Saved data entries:
+===+

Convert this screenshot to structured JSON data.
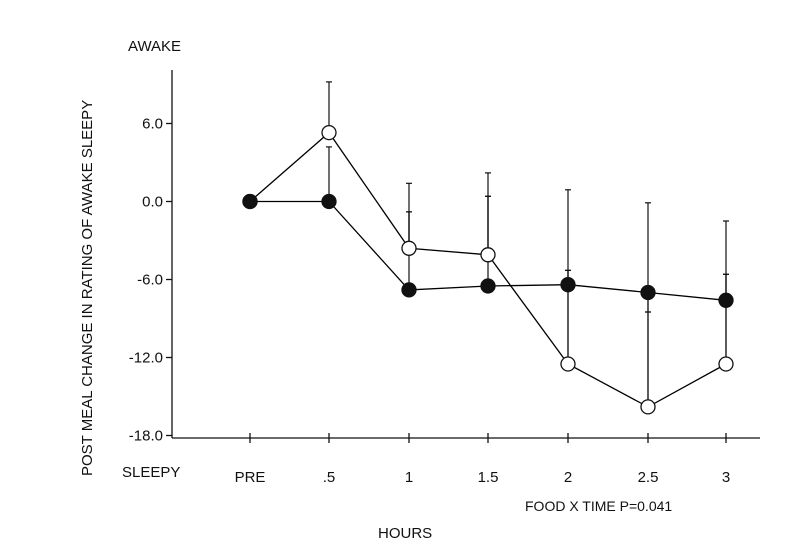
{
  "chart_data": {
    "type": "line",
    "ylabel": "POST MEAL CHANGE IN RATING OF AWAKE SLEEPY",
    "xlabel": "HOURS",
    "y_top_label": "AWAKE",
    "y_bottom_label": "SLEEPY",
    "annotation": "FOOD X TIME P=0.041",
    "categories": [
      "PRE",
      ".5",
      "1",
      "1.5",
      "2",
      "2.5",
      "3"
    ],
    "ylim": [
      -18,
      10
    ],
    "yticks": [
      6,
      0,
      -6,
      -12,
      -18
    ],
    "ytick_labels": [
      "6.0",
      "0.0",
      "-6.0",
      "-12.0",
      "-18.0"
    ],
    "grid": false,
    "series": [
      {
        "marker": "open-circle",
        "color": "#000000",
        "values": [
          0,
          5.3,
          -3.6,
          -4.1,
          -12.5,
          -15.8,
          -12.5
        ],
        "error_bars": [
          null,
          {
            "upper": 9.2
          },
          {
            "upper": 1.4,
            "lower": -0.8
          },
          {
            "upper": 2.2,
            "lower": 0.4
          },
          {
            "upper": 0.9,
            "lower": -5.3
          },
          {
            "upper": -0.1,
            "lower": -8.5
          },
          {
            "upper": -1.5,
            "lower": -5.6
          }
        ]
      },
      {
        "marker": "filled-circle",
        "color": "#000000",
        "values": [
          0,
          0,
          -6.8,
          -6.5,
          -6.4,
          -7.0,
          -7.6
        ],
        "error_bars": [
          null,
          {
            "upper": 4.2
          },
          {
            "lower": -0.8
          },
          {
            "lower": 0.4
          },
          {
            "lower": -5.3
          },
          {
            "lower": -8.5
          },
          {
            "lower": -5.6
          }
        ]
      }
    ]
  }
}
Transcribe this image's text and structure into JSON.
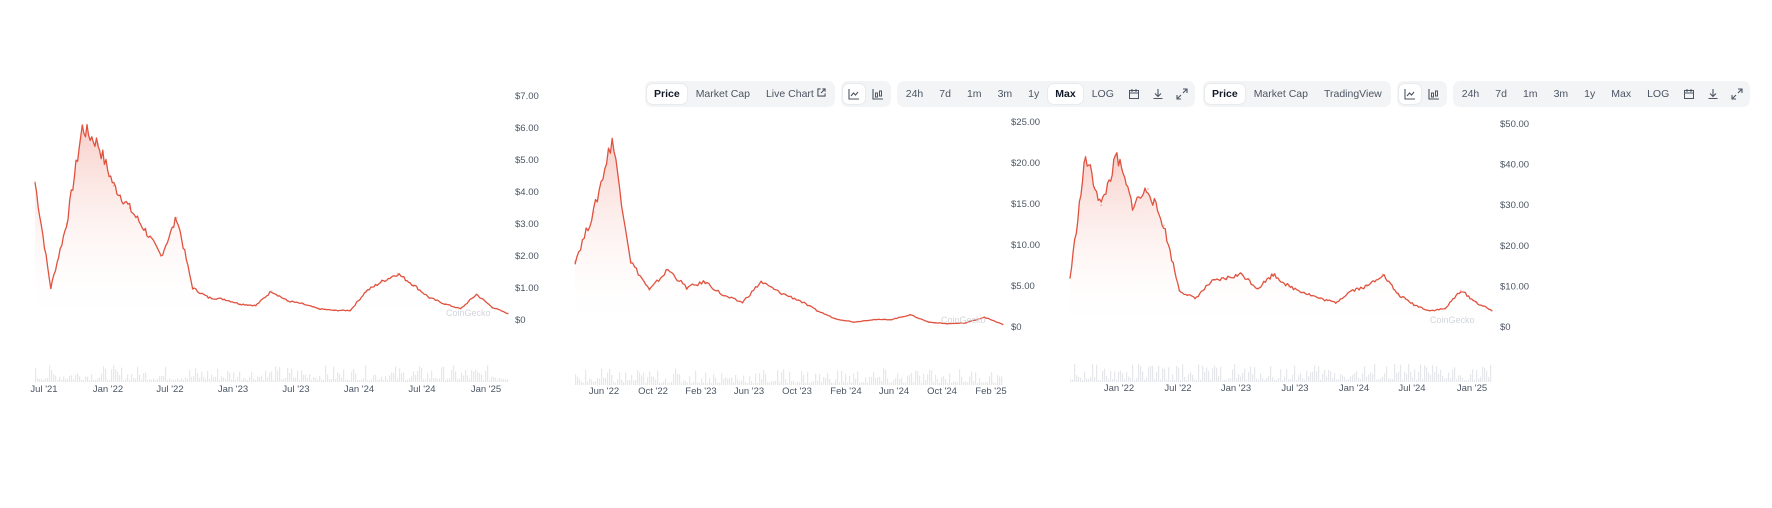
{
  "panels": [
    {
      "toolbar": null,
      "watermark": "CoinGecko",
      "x_ticks": [
        "Jul '21",
        "Jan '22",
        "Jul '22",
        "Jan '23",
        "Jul '23",
        "Jan '24",
        "Jul '24",
        "Jan '25"
      ],
      "y_ticks": [
        "$7.00",
        "$6.00",
        "$5.00",
        "$4.00",
        "$3.00",
        "$2.00",
        "$1.00",
        "$0"
      ]
    },
    {
      "toolbar": {
        "tabs": [
          "Price",
          "Market Cap",
          "Live Chart"
        ],
        "active_tab": "Price",
        "chart_icons": [
          "line-chart-icon",
          "candlestick-chart-icon"
        ],
        "ranges": [
          "24h",
          "7d",
          "1m",
          "3m",
          "1y",
          "Max",
          "LOG"
        ],
        "active_range": "Max",
        "tool_icons": [
          "calendar-icon",
          "download-icon",
          "expand-icon"
        ]
      },
      "watermark": "CoinGecko",
      "x_ticks": [
        "Jun '22",
        "Oct '22",
        "Feb '23",
        "Jun '23",
        "Oct '23",
        "Feb '24",
        "Jun '24",
        "Oct '24",
        "Feb '25"
      ],
      "y_ticks": [
        "$25.00",
        "$20.00",
        "$15.00",
        "$10.00",
        "$5.00",
        "$0"
      ]
    },
    {
      "toolbar": {
        "tabs": [
          "Price",
          "Market Cap",
          "TradingView"
        ],
        "active_tab": "Price",
        "chart_icons": [
          "line-chart-icon",
          "candlestick-chart-icon"
        ],
        "ranges": [
          "24h",
          "7d",
          "1m",
          "3m",
          "1y",
          "Max",
          "LOG"
        ],
        "active_range": "",
        "tool_icons": [
          "calendar-icon",
          "download-icon",
          "expand-icon"
        ]
      },
      "watermark": "CoinGecko",
      "x_ticks": [
        "Jan '22",
        "Jul '22",
        "Jan '23",
        "Jul '23",
        "Jan '24",
        "Jul '24",
        "Jan '25"
      ],
      "y_ticks": [
        "$50.00",
        "$40.00",
        "$30.00",
        "$20.00",
        "$10.00",
        "$0"
      ]
    }
  ],
  "colors": {
    "line": "#e0523f",
    "fill_top": "#f7c9c2",
    "fill_bottom": "#ffffff",
    "volume": "#e5e7eb",
    "text": "#4b5563"
  },
  "chart_data": [
    {
      "type": "area",
      "ylim": [
        0,
        7
      ],
      "x": [
        "Jun '21",
        "Jul '21",
        "Sep '21",
        "Nov '21",
        "Dec '21",
        "Jan '22",
        "Feb '22",
        "Mar '22",
        "Apr '22",
        "May '22",
        "Jun '22",
        "Jul '22",
        "Sep '22",
        "Nov '22",
        "Jan '23",
        "Feb '23",
        "Mar '23",
        "May '23",
        "Jul '23",
        "Sep '23",
        "Nov '23",
        "Dec '23",
        "Jan '24",
        "Mar '24",
        "Apr '24",
        "Jun '24",
        "Aug '24",
        "Oct '24",
        "Dec '24",
        "Jan '25",
        "Feb '25"
      ],
      "series": [
        {
          "values": [
            4.3,
            1.0,
            3.0,
            6.0,
            5.5,
            4.2,
            3.5,
            2.8,
            2.0,
            3.2,
            1.0,
            0.7,
            0.65,
            0.5,
            0.45,
            0.9,
            0.6,
            0.5,
            0.35,
            0.3,
            0.3,
            0.9,
            1.2,
            1.45,
            1.1,
            0.7,
            0.5,
            0.35,
            0.8,
            0.4,
            0.2
          ]
        }
      ]
    },
    {
      "type": "area",
      "ylim": [
        0,
        25
      ],
      "x": [
        "Apr '22",
        "May '22",
        "May '22",
        "Jun '22",
        "Jul '22",
        "Aug '22",
        "Sep '22",
        "Oct '22",
        "Nov '22",
        "Dec '22",
        "Feb '23",
        "Mar '23",
        "May '23",
        "Jun '23",
        "Aug '23",
        "Oct '23",
        "Dec '23",
        "Feb '24",
        "Apr '24",
        "Jun '24",
        "Aug '24",
        "Oct '24",
        "Dec '24",
        "Feb '25"
      ],
      "series": [
        {
          "values": [
            8,
            14,
            23,
            8,
            4.5,
            7,
            4.8,
            5.5,
            3.8,
            3,
            5.5,
            4.2,
            3.3,
            2,
            1,
            0.6,
            0.9,
            0.9,
            1.5,
            0.6,
            0.4,
            0.5,
            1.2,
            0.3
          ]
        }
      ]
    },
    {
      "type": "area",
      "ylim": [
        0,
        50
      ],
      "x": [
        "Sep '21",
        "Oct '21",
        "Nov '21",
        "Dec '21",
        "Jan '22",
        "Feb '22",
        "Mar '22",
        "Apr '22",
        "May '22",
        "Jun '22",
        "Aug '22",
        "Oct '22",
        "Dec '22",
        "Feb '23",
        "Apr '23",
        "Jun '23",
        "Aug '23",
        "Oct '23",
        "Dec '23",
        "Feb '24",
        "Mar '24",
        "May '24",
        "Jul '24",
        "Sep '24",
        "Nov '24",
        "Dec '24",
        "Jan '25",
        "Feb '25"
      ],
      "series": [
        {
          "values": [
            12,
            42,
            30,
            42,
            30,
            34,
            25,
            9,
            7,
            11,
            12,
            13,
            9.5,
            13,
            10,
            8.5,
            7,
            6,
            9,
            10,
            13,
            8,
            5.5,
            4,
            4.5,
            9,
            6,
            4
          ]
        }
      ]
    }
  ]
}
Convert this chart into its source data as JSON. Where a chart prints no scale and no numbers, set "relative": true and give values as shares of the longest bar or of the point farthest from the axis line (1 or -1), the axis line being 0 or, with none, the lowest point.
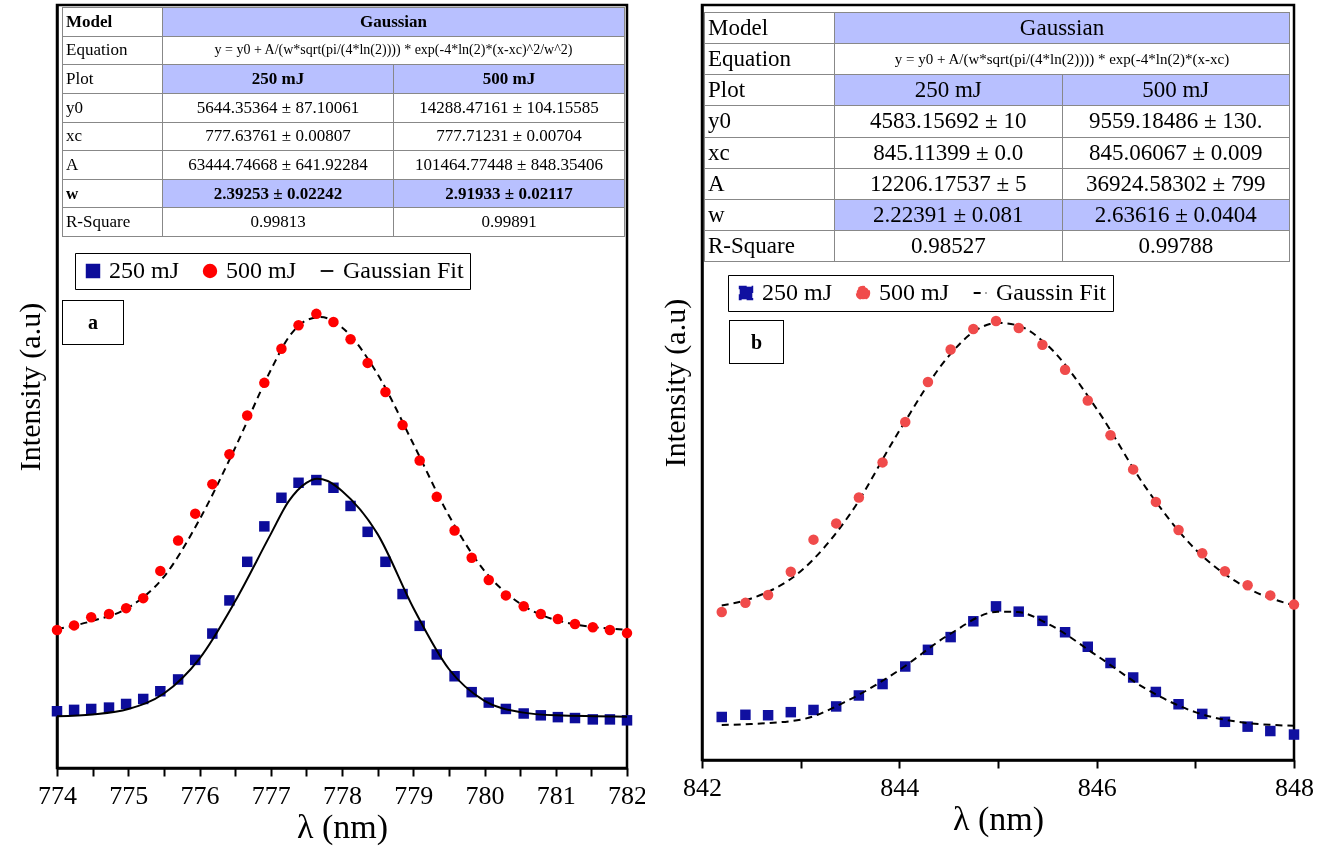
{
  "chart_data": [
    {
      "type": "scatter",
      "xlabel": "λ (nm)",
      "ylabel": "Intensity (a.u)",
      "relative": true,
      "tick_labels": "x",
      "legend": "top",
      "grid": false,
      "annotations": [
        "Model",
        "Gaussian",
        "Equation",
        "y = y0 + A/(w*sqrt(pi/(4*ln(2)))) * exp(-4*ln(2)*(x-xc)^2/w^2)",
        "Plot",
        "250 mJ",
        "500 mJ",
        "y0",
        "5644.35364 ± 87.10061",
        "14288.47161 ± 104.15585",
        "xc",
        "777.63761 ± 0.00807",
        "777.71231 ± 0.00704",
        "A",
        "63444.74668 ± 641.92284",
        "101464.77448 ± 848.35406",
        "w",
        "2.39253 ± 0.02242",
        "2.91933 ± 0.02117",
        "R-Square",
        "0.99813",
        "0.99891",
        "a"
      ],
      "xlim": [
        774,
        782
      ],
      "xticks": [
        774,
        {
          "value": 774.5,
          "label": null
        },
        775,
        {
          "value": 775.5,
          "label": null
        },
        776,
        {
          "value": 776.5,
          "label": null
        },
        777,
        {
          "value": 777.5,
          "label": null
        },
        778,
        {
          "value": 778.5,
          "label": null
        },
        779,
        {
          "value": 779.5,
          "label": null
        },
        780,
        {
          "value": 780.5,
          "label": null
        },
        781,
        {
          "value": 781.5,
          "label": null
        },
        782
      ],
      "x": [
        774.0,
        774.24,
        774.48,
        774.73,
        774.97,
        775.21,
        775.45,
        775.7,
        775.94,
        776.18,
        776.42,
        776.67,
        776.91,
        777.15,
        777.39,
        777.64,
        777.88,
        778.12,
        778.36,
        778.61,
        778.85,
        779.09,
        779.33,
        779.58,
        779.82,
        780.06,
        780.3,
        780.55,
        780.79,
        781.03,
        781.27,
        781.52,
        781.76,
        782.0
      ],
      "series": [
        {
          "name": "250 mJ",
          "marker": "square",
          "color": "#0c0c9a",
          "values": [
            0.125,
            0.128,
            0.13,
            0.133,
            0.141,
            0.152,
            0.169,
            0.195,
            0.238,
            0.296,
            0.369,
            0.454,
            0.532,
            0.595,
            0.628,
            0.634,
            0.617,
            0.577,
            0.52,
            0.454,
            0.383,
            0.313,
            0.25,
            0.202,
            0.167,
            0.144,
            0.13,
            0.12,
            0.116,
            0.112,
            0.11,
            0.107,
            0.107,
            0.105
          ]
        },
        {
          "name": "500 mJ",
          "marker": "circle",
          "color": "#ff0000",
          "values": [
            0.304,
            0.314,
            0.332,
            0.339,
            0.352,
            0.374,
            0.434,
            0.501,
            0.56,
            0.625,
            0.691,
            0.776,
            0.848,
            0.923,
            0.975,
            1.0,
            0.982,
            0.944,
            0.892,
            0.828,
            0.755,
            0.677,
            0.597,
            0.523,
            0.463,
            0.414,
            0.38,
            0.356,
            0.339,
            0.328,
            0.317,
            0.31,
            0.304,
            0.297
          ]
        },
        {
          "name": "Gaussian Fit",
          "type": "line",
          "line_style": "solid",
          "color": "#000000",
          "x": [
            774,
            774.5,
            775,
            775.5,
            776,
            776.5,
            777,
            777.25,
            777.5,
            777.65,
            777.8,
            778,
            778.5,
            779,
            779.5,
            780,
            780.5,
            781,
            782
          ],
          "values": [
            0.114,
            0.118,
            0.13,
            0.164,
            0.241,
            0.367,
            0.515,
            0.587,
            0.628,
            0.637,
            0.632,
            0.61,
            0.515,
            0.353,
            0.218,
            0.148,
            0.123,
            0.116,
            0.113
          ]
        },
        {
          "type": "line",
          "line_style": "dashed",
          "color": "#000000",
          "x": [
            774,
            774.5,
            775,
            775.5,
            776,
            776.5,
            777,
            777.25,
            777.5,
            777.7,
            778,
            778.5,
            779,
            779.5,
            780,
            780.5,
            781,
            782
          ],
          "values": [
            0.306,
            0.324,
            0.353,
            0.421,
            0.547,
            0.705,
            0.876,
            0.948,
            0.986,
            0.993,
            0.97,
            0.867,
            0.714,
            0.556,
            0.434,
            0.362,
            0.326,
            0.304
          ]
        }
      ]
    },
    {
      "type": "scatter",
      "xlabel": "λ (nm)",
      "ylabel": "Intensity (a.u)",
      "relative": true,
      "tick_labels": "x",
      "legend": "top",
      "grid": false,
      "annotations": [
        "Model",
        "Gaussian",
        "Equation",
        "y = y0 + A/(w*sqrt(pi/(4*ln(2)))) * exp(-4*ln(2)*(x-xc)",
        "Plot",
        "250 mJ",
        "500 mJ",
        "y0",
        "4583.15692 ± 10",
        "9559.18486 ± 130.",
        "xc",
        "845.11399 ± 0.0",
        "845.06067 ± 0.009",
        "A",
        "12206.17537 ± 5",
        "36924.58302 ± 799",
        "w",
        "2.22391 ± 0.081",
        "2.63616 ± 0.0404",
        "R-Square",
        "0.98527",
        "0.99788",
        "b"
      ],
      "xlim": [
        842,
        848
      ],
      "xticks": [
        842,
        {
          "value": 843,
          "label": null
        },
        844,
        {
          "value": 845,
          "label": null
        },
        846,
        {
          "value": 847,
          "label": null
        },
        848
      ],
      "x": [
        842.2,
        842.44,
        842.67,
        842.9,
        843.13,
        843.36,
        843.59,
        843.83,
        844.06,
        844.29,
        844.52,
        844.75,
        844.98,
        845.21,
        845.45,
        845.68,
        845.91,
        846.14,
        846.37,
        846.6,
        846.83,
        847.07,
        847.3,
        847.53,
        847.76,
        848.0
      ],
      "series": [
        {
          "name": "250 mJ",
          "marker": "square",
          "color": "#1010a0",
          "values": [
            0.098,
            0.103,
            0.102,
            0.109,
            0.114,
            0.122,
            0.147,
            0.173,
            0.213,
            0.251,
            0.28,
            0.316,
            0.35,
            0.338,
            0.317,
            0.291,
            0.258,
            0.221,
            0.188,
            0.155,
            0.127,
            0.105,
            0.087,
            0.076,
            0.066,
            0.058
          ]
        },
        {
          "name": "500 mJ",
          "marker": "circle",
          "color": "#f04b4b",
          "values": [
            0.337,
            0.358,
            0.376,
            0.429,
            0.502,
            0.539,
            0.598,
            0.678,
            0.77,
            0.861,
            0.935,
            0.982,
            1.0,
            0.984,
            0.946,
            0.889,
            0.819,
            0.74,
            0.662,
            0.588,
            0.524,
            0.471,
            0.43,
            0.398,
            0.375,
            0.354
          ]
        },
        {
          "name": "Gaussin Fit",
          "type": "line",
          "line_style": "dashed",
          "color": "#000000",
          "x": [
            842.2,
            842.5,
            843,
            843.5,
            844,
            844.5,
            845,
            845.2,
            845.5,
            846,
            846.5,
            847,
            847.5,
            848
          ],
          "values": [
            0.08,
            0.082,
            0.092,
            0.138,
            0.205,
            0.285,
            0.338,
            0.337,
            0.311,
            0.238,
            0.162,
            0.109,
            0.085,
            0.078
          ]
        },
        {
          "type": "line",
          "line_style": "dashed",
          "color": "#000000",
          "x": [
            842.2,
            842.5,
            843,
            843.5,
            844,
            844.5,
            844.75,
            845,
            845.2,
            845.5,
            846,
            846.5,
            847,
            847.5,
            848
          ],
          "values": [
            0.352,
            0.368,
            0.43,
            0.56,
            0.75,
            0.92,
            0.975,
            0.996,
            0.99,
            0.945,
            0.8,
            0.62,
            0.48,
            0.395,
            0.352
          ]
        }
      ]
    }
  ]
}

+===+

== DIRECTIVE ==
Copy out all lines that carry the word "text".

== RIGHT ANSWER ==
Transcribe this image's text and structure into JSON.
    "text": "#4b5563"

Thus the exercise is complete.